===== Exercise inputs
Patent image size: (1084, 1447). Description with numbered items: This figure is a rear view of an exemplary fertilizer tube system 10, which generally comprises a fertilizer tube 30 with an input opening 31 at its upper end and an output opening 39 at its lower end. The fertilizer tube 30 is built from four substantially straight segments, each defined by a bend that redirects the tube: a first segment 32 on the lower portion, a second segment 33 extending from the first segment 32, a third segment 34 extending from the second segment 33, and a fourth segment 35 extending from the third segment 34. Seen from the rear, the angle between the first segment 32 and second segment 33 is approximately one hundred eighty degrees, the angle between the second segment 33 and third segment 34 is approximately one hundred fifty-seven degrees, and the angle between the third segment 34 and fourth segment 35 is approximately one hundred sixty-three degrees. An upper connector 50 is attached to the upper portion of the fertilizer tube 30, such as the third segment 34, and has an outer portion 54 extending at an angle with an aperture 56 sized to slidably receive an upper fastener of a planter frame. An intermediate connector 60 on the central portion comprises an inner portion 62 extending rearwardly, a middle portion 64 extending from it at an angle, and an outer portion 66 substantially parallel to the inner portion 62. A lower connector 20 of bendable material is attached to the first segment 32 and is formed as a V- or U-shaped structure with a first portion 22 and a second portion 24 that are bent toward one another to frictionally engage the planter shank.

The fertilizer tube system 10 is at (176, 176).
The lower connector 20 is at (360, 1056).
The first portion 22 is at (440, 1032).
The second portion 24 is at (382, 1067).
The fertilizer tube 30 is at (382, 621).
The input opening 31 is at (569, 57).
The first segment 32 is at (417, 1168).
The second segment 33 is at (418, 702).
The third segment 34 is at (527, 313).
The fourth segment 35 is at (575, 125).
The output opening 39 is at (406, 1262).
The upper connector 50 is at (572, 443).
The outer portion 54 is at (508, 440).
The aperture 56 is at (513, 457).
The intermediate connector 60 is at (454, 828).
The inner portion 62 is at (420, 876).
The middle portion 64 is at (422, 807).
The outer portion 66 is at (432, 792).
==========
Present the rows above as a Markdown table with two columns, Index and Entry, numbering each nonblank line in sequence and leaving out blank lines.

| Index | Entry |
|---|---|
| 1 | Patent image size: (1084, 1447). Description with numbered items: This figure is a rear view of an exemplary fertilizer tube system 10, which generally comprises a fertilizer tube 30 with an input opening 31 at its upper end and an output opening 39 at its lower end. The fertilizer tube 30 is built from four substantially straight segments, each defined by a bend that redirects the tube: a first segment 32 on the lower portion, a second segment 33 extending from the first segment 32, a third segment 34 extending from the second segment 33, and a fourth segment 35 extending from the third segment 34. Seen from the rear, the angle between the first segment 32 and second segment 33 is approximately one hundred eighty degrees, the angle between the second segment 33 and third segment 34 is approximately one hundred fifty-seven degrees, and the angle between the third segment 34 and fourth segment 35 is approximately one hundred sixty-three degrees. An upper connector 50 is attached to the upper portion of the fertilizer tube 30, such as the third segment 34, and has an outer portion 54 extending at an angle with an aperture 56 sized to slidably receive an upper fastener of a planter frame. An intermediate connector 60 on the central portion comprises an inner portion 62 extending rearwardly, a middle portion 64 extending from it at an angle, and an outer portion 66 substantially parallel to the inner portion 62. A lower connector 20 of bendable material is attached to the first segment 32 and is formed as a V- or U-shaped structure with a first portion 22 and a second portion 24 that are bent toward one another to frictionally engage the planter shank. |
| 2 | The fertilizer tube system 10 is at (176, 176). |
| 3 | The lower connector 20 is at (360, 1056). |
| 4 | The first portion 22 is at (440, 1032). |
| 5 | The second portion 24 is at (382, 1067). |
| 6 | The fertilizer tube 30 is at (382, 621). |
| 7 | The input opening 31 is at (569, 57). |
| 8 | The first segment 32 is at (417, 1168). |
| 9 | The second segment 33 is at (418, 702). |
| 10 | The third segment 34 is at (527, 313). |
| 11 | The fourth segment 35 is at (575, 125). |
| 12 | The output opening 39 is at (406, 1262). |
| 13 | The upper connector 50 is at (572, 443). |
| 14 | The outer portion 54 is at (508, 440). |
| 15 | The aperture 56 is at (513, 457). |
| 16 | The intermediate connector 60 is at (454, 828). |
| 17 | The inner portion 62 is at (420, 876). |
| 18 | The middle portion 64 is at (422, 807). |
| 19 | The outer portion 66 is at (432, 792). |